-- begin Document extract --

Boeing's 787-10 Dreamliner features a 6,340-nautical-mile range... and more important, a $306 million price tag. Image source: Boeing.

It's earnings season on Wall Street, and this week the focus turns to aerospace and defense. Over the next few days, at least a half-dozen of America's biggest aerospace and defense companies will report their Q1 2016 numbers, and the biggest company in the industry will also be one of the first: Boeing Company (NYSE:BA) reports Wednesday.

Here's what we know today, before the news comes out.

What analysts say

  • Buy, sell, or waffle?: According to data from S&P Global Market Intelligence, 24 analysts keep Boeing stock on their radar. Ten of them love it, only two hate it, and a dozen more are unsure.
  • Revenue: On average, analysts predict a tiny 3% dip in quarterly sales to $21.4 billion.
  • Earnings: Profits could encounter more turbulence, falling 8% to $1.82 per share.

-- end Document extract --

§ What you will do:
Answer these questions from the Boeing earnings preview:
(a) What price tag does it give for the 787-10 Dreamliner?
(b) On what day does Boeing report its Q1 2016 numbers?
(c) To what figure do analysts on average expect quarterly sales to dip?

-- begin Rows --

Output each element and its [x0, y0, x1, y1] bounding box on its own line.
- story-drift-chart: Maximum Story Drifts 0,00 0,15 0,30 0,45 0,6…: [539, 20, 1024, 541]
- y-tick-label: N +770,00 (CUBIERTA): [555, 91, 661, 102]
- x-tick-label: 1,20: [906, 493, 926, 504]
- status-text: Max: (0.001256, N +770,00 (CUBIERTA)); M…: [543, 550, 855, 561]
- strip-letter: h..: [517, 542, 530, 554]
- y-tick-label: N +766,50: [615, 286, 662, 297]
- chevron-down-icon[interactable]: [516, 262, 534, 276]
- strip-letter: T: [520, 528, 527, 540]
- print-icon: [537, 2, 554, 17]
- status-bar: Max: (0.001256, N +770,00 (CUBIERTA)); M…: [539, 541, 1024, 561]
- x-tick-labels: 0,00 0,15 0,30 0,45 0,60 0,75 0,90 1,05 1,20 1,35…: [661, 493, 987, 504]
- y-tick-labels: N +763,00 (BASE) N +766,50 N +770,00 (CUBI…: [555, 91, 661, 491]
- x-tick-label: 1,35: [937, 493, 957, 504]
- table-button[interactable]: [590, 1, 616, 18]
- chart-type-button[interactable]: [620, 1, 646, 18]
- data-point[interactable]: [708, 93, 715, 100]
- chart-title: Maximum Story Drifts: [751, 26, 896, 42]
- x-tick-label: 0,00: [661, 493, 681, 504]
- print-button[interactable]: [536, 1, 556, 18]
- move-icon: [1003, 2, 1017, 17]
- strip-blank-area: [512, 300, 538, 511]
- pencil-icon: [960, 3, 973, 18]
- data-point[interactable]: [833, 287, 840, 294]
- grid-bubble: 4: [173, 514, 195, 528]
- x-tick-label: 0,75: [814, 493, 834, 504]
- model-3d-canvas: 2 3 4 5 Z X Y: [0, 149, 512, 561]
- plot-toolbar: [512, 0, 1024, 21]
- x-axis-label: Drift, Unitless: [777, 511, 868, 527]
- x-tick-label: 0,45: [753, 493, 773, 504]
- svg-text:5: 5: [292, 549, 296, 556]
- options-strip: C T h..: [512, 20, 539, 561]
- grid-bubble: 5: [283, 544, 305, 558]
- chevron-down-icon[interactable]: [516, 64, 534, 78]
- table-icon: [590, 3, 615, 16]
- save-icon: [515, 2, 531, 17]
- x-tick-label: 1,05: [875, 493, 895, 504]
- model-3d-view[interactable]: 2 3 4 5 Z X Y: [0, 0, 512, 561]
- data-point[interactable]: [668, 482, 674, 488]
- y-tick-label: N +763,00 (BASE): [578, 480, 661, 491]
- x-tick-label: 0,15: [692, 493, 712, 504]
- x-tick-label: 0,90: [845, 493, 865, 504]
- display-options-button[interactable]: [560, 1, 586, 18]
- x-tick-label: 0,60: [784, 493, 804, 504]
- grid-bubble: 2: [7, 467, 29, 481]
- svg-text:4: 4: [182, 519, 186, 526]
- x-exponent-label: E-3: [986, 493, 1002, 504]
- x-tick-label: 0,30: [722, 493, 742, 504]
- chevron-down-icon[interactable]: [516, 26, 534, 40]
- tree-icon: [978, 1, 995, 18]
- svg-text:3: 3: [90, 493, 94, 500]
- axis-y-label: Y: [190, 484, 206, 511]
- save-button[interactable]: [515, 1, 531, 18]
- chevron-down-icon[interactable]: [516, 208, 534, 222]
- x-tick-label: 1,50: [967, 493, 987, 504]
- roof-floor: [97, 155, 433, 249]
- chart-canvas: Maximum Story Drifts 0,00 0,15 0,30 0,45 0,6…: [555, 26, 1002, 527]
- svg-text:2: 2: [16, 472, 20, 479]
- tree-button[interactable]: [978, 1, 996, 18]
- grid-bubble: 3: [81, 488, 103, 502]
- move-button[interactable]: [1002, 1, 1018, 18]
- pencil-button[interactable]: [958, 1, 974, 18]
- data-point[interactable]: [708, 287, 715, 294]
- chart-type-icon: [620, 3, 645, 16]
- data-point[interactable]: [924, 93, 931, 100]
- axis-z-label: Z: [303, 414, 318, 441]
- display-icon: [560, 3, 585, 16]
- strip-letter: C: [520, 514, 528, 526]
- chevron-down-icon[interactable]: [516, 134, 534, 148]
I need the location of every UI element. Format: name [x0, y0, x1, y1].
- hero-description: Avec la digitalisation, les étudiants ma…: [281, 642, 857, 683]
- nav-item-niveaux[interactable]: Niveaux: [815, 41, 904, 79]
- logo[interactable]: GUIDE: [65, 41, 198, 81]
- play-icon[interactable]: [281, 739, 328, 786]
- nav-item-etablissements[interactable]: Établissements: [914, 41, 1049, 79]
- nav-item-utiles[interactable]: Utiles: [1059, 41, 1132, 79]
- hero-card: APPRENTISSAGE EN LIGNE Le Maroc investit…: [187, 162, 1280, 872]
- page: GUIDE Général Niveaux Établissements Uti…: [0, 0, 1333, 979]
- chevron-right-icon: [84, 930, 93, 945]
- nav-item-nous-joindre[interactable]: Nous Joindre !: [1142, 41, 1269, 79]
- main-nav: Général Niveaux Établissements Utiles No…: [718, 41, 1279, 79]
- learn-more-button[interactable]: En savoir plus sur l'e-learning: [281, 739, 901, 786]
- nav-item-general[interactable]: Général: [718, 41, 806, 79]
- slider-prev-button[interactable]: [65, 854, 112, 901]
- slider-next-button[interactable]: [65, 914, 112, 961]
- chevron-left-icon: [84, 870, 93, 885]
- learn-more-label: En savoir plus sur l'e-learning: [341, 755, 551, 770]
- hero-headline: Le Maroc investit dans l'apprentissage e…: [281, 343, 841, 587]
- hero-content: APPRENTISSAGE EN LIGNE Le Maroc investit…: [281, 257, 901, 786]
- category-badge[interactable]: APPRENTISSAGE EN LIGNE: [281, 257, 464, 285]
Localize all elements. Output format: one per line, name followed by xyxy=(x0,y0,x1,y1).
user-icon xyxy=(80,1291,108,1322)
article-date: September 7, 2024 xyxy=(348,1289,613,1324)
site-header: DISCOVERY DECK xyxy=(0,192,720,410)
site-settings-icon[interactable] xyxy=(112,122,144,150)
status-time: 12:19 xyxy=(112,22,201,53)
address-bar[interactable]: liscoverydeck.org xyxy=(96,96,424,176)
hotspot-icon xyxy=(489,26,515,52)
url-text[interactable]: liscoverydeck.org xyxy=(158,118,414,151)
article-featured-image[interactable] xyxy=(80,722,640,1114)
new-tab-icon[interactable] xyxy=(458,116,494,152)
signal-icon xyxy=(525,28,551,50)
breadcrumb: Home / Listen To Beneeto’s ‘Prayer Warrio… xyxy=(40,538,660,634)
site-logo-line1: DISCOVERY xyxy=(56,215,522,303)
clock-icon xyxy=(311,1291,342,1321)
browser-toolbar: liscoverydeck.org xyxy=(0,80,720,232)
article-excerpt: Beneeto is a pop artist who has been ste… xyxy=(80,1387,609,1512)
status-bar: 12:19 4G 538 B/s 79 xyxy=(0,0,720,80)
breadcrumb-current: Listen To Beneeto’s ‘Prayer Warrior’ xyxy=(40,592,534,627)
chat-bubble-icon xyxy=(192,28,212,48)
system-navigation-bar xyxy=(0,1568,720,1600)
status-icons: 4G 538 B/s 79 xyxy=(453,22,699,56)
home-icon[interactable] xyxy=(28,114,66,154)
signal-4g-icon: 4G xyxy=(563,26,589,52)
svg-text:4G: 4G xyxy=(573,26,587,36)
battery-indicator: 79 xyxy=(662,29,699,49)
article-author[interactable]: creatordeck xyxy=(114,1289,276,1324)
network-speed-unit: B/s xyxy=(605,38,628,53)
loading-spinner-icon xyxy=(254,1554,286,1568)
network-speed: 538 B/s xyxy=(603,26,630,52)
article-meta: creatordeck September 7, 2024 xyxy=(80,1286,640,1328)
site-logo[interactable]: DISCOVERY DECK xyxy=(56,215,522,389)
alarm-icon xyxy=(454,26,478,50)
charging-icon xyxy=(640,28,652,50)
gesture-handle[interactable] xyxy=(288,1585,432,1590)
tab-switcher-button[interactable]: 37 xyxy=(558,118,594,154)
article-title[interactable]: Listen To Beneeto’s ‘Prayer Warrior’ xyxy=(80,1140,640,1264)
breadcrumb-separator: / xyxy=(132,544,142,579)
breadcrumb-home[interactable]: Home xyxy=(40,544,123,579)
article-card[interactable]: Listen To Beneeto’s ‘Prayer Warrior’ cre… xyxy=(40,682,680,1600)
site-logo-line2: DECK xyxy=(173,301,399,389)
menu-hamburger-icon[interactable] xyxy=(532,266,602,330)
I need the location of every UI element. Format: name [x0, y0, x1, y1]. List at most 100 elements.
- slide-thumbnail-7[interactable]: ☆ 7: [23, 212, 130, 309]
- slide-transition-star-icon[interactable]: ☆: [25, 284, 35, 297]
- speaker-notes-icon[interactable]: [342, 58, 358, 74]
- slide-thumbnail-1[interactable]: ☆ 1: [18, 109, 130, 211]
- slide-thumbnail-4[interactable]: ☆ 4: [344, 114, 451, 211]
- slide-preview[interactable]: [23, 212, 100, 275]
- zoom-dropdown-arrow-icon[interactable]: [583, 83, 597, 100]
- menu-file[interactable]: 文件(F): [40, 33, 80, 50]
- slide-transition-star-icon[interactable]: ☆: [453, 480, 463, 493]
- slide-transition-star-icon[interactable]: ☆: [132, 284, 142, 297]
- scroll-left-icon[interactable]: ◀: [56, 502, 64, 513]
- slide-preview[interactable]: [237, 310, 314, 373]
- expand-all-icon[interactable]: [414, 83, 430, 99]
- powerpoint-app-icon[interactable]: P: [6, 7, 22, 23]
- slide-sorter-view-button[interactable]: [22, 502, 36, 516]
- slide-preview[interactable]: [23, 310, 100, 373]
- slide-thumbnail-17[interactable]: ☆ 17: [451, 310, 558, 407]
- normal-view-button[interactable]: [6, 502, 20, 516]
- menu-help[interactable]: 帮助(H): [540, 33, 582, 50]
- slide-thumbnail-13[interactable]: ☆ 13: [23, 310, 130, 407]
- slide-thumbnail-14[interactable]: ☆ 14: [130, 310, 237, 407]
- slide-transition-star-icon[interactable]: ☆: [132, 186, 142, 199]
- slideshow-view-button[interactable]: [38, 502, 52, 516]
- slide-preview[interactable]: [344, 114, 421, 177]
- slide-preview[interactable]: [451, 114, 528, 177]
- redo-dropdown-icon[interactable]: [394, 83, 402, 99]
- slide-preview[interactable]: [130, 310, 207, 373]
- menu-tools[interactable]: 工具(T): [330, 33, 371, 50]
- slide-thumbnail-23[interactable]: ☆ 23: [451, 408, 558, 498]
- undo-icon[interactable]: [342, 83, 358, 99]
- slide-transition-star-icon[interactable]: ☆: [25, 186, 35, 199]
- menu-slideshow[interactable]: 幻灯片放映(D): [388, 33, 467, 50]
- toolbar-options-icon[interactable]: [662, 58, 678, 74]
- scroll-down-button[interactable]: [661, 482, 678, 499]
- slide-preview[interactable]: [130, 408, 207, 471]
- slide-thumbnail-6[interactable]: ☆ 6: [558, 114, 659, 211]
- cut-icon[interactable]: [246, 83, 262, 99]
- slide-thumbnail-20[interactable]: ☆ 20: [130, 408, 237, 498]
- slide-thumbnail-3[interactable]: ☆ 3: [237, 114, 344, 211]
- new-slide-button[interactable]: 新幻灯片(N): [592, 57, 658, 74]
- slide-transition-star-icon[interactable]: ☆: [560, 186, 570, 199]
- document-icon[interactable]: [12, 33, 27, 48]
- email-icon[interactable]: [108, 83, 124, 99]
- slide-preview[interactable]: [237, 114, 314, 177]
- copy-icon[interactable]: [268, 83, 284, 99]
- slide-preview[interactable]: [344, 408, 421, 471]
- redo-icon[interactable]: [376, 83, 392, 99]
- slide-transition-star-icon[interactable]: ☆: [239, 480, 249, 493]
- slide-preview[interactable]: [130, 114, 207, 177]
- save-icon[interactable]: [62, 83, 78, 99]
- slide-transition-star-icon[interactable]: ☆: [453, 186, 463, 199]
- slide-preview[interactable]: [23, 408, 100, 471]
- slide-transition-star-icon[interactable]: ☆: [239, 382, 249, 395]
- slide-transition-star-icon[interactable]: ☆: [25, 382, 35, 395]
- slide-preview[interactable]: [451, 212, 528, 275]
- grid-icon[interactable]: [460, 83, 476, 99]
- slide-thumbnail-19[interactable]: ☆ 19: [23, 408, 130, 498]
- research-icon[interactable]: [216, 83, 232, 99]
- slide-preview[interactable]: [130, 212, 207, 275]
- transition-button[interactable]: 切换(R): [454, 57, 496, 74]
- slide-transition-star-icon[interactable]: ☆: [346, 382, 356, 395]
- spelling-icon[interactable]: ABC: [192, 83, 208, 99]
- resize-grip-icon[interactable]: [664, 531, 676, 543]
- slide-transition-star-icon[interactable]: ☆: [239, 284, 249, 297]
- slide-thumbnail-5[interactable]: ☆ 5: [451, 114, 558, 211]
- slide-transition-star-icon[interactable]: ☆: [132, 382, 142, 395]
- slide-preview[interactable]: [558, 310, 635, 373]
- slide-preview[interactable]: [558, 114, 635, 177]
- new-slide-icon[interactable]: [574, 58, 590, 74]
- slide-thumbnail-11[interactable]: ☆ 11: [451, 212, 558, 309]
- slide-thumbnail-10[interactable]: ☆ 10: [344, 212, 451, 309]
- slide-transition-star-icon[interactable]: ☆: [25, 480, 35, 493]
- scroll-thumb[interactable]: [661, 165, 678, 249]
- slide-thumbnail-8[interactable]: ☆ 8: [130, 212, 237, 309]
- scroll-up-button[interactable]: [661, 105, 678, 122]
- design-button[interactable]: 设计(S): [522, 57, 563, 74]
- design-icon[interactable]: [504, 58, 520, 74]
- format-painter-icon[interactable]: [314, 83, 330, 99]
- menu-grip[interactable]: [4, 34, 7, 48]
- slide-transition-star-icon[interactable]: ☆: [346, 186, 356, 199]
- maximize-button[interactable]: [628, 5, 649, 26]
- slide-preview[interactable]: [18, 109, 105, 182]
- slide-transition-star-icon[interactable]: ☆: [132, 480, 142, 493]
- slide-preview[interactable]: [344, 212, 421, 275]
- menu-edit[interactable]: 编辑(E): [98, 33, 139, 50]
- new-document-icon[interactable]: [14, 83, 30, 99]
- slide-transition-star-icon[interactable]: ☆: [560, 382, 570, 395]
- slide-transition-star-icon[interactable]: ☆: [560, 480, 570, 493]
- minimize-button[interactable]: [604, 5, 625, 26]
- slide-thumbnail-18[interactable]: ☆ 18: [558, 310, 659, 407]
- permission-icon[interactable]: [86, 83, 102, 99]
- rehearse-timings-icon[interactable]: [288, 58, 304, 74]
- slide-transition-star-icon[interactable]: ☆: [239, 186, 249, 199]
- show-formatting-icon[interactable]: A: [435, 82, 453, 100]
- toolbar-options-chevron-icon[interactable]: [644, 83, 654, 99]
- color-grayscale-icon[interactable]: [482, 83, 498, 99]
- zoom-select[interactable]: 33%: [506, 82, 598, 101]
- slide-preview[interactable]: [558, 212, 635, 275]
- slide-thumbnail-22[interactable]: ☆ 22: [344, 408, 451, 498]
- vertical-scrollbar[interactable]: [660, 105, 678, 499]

-- end Rows --

§ Worked solution:
(a) $306 million
(b) Wednesday
(c) $21.4 billion